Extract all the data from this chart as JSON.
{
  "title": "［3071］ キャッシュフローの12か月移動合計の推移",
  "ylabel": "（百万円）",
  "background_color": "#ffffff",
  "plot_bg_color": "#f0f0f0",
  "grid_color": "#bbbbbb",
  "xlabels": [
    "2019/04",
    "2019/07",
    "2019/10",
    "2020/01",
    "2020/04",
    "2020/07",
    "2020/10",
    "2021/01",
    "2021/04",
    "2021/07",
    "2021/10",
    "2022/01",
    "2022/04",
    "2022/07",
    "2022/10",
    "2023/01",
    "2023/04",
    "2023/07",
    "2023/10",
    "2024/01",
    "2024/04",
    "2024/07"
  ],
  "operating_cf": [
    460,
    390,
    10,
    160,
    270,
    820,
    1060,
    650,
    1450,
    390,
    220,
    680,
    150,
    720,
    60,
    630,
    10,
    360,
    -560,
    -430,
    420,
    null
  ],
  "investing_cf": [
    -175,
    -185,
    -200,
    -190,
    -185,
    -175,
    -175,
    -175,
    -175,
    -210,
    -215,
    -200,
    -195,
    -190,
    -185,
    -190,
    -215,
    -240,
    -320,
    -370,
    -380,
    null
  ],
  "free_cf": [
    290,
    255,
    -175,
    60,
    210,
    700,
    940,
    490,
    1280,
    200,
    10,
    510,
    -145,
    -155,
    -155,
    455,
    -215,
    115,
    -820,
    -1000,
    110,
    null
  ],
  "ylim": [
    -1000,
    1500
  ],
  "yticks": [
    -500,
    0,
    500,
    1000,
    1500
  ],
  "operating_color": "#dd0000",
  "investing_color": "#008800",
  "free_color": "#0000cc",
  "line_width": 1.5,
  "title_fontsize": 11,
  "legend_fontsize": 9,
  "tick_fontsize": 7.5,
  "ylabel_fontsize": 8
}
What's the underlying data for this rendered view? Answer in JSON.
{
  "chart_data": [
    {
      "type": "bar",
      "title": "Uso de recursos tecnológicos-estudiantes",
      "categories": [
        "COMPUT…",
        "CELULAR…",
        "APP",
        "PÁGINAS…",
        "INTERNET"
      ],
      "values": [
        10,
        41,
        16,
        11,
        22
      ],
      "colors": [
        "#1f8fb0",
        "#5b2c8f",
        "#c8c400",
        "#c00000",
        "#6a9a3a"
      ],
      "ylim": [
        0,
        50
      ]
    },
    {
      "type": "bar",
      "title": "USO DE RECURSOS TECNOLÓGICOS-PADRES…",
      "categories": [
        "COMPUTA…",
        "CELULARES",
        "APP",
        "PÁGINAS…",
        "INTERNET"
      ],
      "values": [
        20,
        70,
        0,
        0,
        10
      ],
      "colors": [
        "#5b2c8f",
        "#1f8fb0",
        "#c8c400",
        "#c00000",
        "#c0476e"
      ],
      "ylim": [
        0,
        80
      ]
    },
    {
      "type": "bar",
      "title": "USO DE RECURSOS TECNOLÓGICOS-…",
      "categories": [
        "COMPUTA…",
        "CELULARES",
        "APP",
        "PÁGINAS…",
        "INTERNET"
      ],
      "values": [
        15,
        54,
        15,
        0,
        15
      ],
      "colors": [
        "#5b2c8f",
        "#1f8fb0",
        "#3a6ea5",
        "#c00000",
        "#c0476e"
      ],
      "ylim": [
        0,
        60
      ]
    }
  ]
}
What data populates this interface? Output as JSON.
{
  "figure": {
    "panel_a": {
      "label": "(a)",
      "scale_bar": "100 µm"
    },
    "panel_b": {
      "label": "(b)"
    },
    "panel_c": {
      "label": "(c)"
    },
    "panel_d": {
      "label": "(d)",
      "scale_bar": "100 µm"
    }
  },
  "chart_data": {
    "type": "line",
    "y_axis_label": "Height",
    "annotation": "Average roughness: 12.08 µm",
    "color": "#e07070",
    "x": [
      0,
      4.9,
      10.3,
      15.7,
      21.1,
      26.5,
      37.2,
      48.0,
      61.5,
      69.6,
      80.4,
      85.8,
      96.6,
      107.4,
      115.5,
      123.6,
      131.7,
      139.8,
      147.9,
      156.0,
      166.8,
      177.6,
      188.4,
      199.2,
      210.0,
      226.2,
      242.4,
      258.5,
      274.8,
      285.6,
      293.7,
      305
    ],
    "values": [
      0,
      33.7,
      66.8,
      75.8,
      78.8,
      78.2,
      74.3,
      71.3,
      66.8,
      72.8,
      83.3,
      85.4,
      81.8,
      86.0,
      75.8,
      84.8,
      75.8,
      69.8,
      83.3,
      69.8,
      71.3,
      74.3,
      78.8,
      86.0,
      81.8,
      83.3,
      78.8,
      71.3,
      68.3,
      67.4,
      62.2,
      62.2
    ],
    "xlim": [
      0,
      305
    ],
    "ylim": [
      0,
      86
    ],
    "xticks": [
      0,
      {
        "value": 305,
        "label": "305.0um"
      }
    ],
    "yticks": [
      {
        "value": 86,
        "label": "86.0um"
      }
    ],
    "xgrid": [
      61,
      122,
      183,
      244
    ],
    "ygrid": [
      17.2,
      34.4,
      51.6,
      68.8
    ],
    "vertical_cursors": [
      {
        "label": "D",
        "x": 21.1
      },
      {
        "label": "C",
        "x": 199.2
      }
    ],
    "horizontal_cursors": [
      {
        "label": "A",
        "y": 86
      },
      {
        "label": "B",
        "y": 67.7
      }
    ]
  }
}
:::::
■ Aim: Output each record precisely as given.

■ Right answer:
Extract all the data from this chart as JSON.
{
  "title": "［3071］ キャッシュフローの12か月移動合計の推移",
  "ylabel": "（百万円）",
  "background_color": "#ffffff",
  "plot_bg_color": "#f0f0f0",
  "grid_color": "#bbbbbb",
  "xlabels": [
    "2019/04",
    "2019/07",
    "2019/10",
    "2020/01",
    "2020/04",
    "2020/07",
    "2020/10",
    "2021/01",
    "2021/04",
    "2021/07",
    "2021/10",
    "2022/01",
    "2022/04",
    "2022/07",
    "2022/10",
    "2023/01",
    "2023/04",
    "2023/07",
    "2023/10",
    "2024/01",
    "2024/04",
    "2024/07"
  ],
  "operating_cf": [
    460,
    390,
    10,
    160,
    270,
    820,
    1060,
    650,
    1450,
    390,
    220,
    680,
    150,
    720,
    60,
    630,
    10,
    360,
    -560,
    -430,
    420,
    null
  ],
  "investing_cf": [
    -175,
    -185,
    -200,
    -190,
    -185,
    -175,
    -175,
    -175,
    -175,
    -210,
    -215,
    -200,
    -195,
    -190,
    -185,
    -190,
    -215,
    -240,
    -320,
    -370,
    -380,
    null
  ],
  "free_cf": [
    290,
    255,
    -175,
    60,
    210,
    700,
    940,
    490,
    1280,
    200,
    10,
    510,
    -145,
    -155,
    -155,
    455,
    -215,
    115,
    -820,
    -1000,
    110,
    null
  ],
  "ylim": [
    -1000,
    1500
  ],
  "yticks": [
    -500,
    0,
    500,
    1000,
    1500
  ],
  "operating_color": "#dd0000",
  "investing_color": "#008800",
  "free_color": "#0000cc",
  "line_width": 1.5,
  "title_fontsize": 11,
  "legend_fontsize": 9,
  "tick_fontsize": 7.5,
  "ylabel_fontsize": 8
}
What's the underlying data for this rendered view? Answer in JSON.
{
  "chart_data": [
    {
      "type": "bar",
      "title": "Uso de recursos tecnológicos-estudiantes",
      "categories": [
        "COMPUT…",
        "CELULAR…",
        "APP",
        "PÁGINAS…",
        "INTERNET"
      ],
      "values": [
        10,
        41,
        16,
        11,
        22
      ],
      "colors": [
        "#1f8fb0",
        "#5b2c8f",
        "#c8c400",
        "#c00000",
        "#6a9a3a"
      ],
      "ylim": [
        0,
        50
      ]
    },
    {
      "type": "bar",
      "title": "USO DE RECURSOS TECNOLÓGICOS-PADRES…",
      "categories": [
        "COMPUTA…",
        "CELULARES",
        "APP",
        "PÁGINAS…",
        "INTERNET"
      ],
      "values": [
        20,
        70,
        0,
        0,
        10
      ],
      "colors": [
        "#5b2c8f",
        "#1f8fb0",
        "#c8c400",
        "#c00000",
        "#c0476e"
      ],
      "ylim": [
        0,
        80
      ]
    },
    {
      "type": "bar",
      "title": "USO DE RECURSOS TECNOLÓGICOS-…",
      "categories": [
        "COMPUTA…",
        "CELULARES",
        "APP",
        "PÁGINAS…",
        "INTERNET"
      ],
      "values": [
        15,
        54,
        15,
        0,
        15
      ],
      "colors": [
        "#5b2c8f",
        "#1f8fb0",
        "#3a6ea5",
        "#c00000",
        "#c0476e"
      ],
      "ylim": [
        0,
        60
      ]
    }
  ]
}
What data populates this interface? Output as JSON.
{
  "figure": {
    "panel_a": {
      "label": "(a)",
      "scale_bar": "100 µm"
    },
    "panel_b": {
      "label": "(b)"
    },
    "panel_c": {
      "label": "(c)"
    },
    "panel_d": {
      "label": "(d)",
      "scale_bar": "100 µm"
    }
  },
  "chart_data": {
    "type": "line",
    "y_axis_label": "Height",
    "annotation": "Average roughness: 12.08 µm",
    "color": "#e07070",
    "x": [
      0,
      4.9,
      10.3,
      15.7,
      21.1,
      26.5,
      37.2,
      48.0,
      61.5,
      69.6,
      80.4,
      85.8,
      96.6,
      107.4,
      115.5,
      123.6,
      131.7,
      139.8,
      147.9,
      156.0,
      166.8,
      177.6,
      188.4,
      199.2,
      210.0,
      226.2,
      242.4,
      258.5,
      274.8,
      285.6,
      293.7,
      305
    ],
    "values": [
      0,
      33.7,
      66.8,
      75.8,
      78.8,
      78.2,
      74.3,
      71.3,
      66.8,
      72.8,
      83.3,
      85.4,
      81.8,
      86.0,
      75.8,
      84.8,
      75.8,
      69.8,
      83.3,
      69.8,
      71.3,
      74.3,
      78.8,
      86.0,
      81.8,
      83.3,
      78.8,
      71.3,
      68.3,
      67.4,
      62.2,
      62.2
    ],
    "xlim": [
      0,
      305
    ],
    "ylim": [
      0,
      86
    ],
    "xticks": [
      0,
      {
        "value": 305,
        "label": "305.0um"
      }
    ],
    "yticks": [
      {
        "value": 86,
        "label": "86.0um"
      }
    ],
    "xgrid": [
      61,
      122,
      183,
      244
    ],
    "ygrid": [
      17.2,
      34.4,
      51.6,
      68.8
    ],
    "vertical_cursors": [
      {
        "label": "D",
        "x": 21.1
      },
      {
        "label": "C",
        "x": 199.2
      }
    ],
    "horizontal_cursors": [
      {
        "label": "A",
        "y": 86
      },
      {
        "label": "B",
        "y": 67.7
      }
    ]
  }
}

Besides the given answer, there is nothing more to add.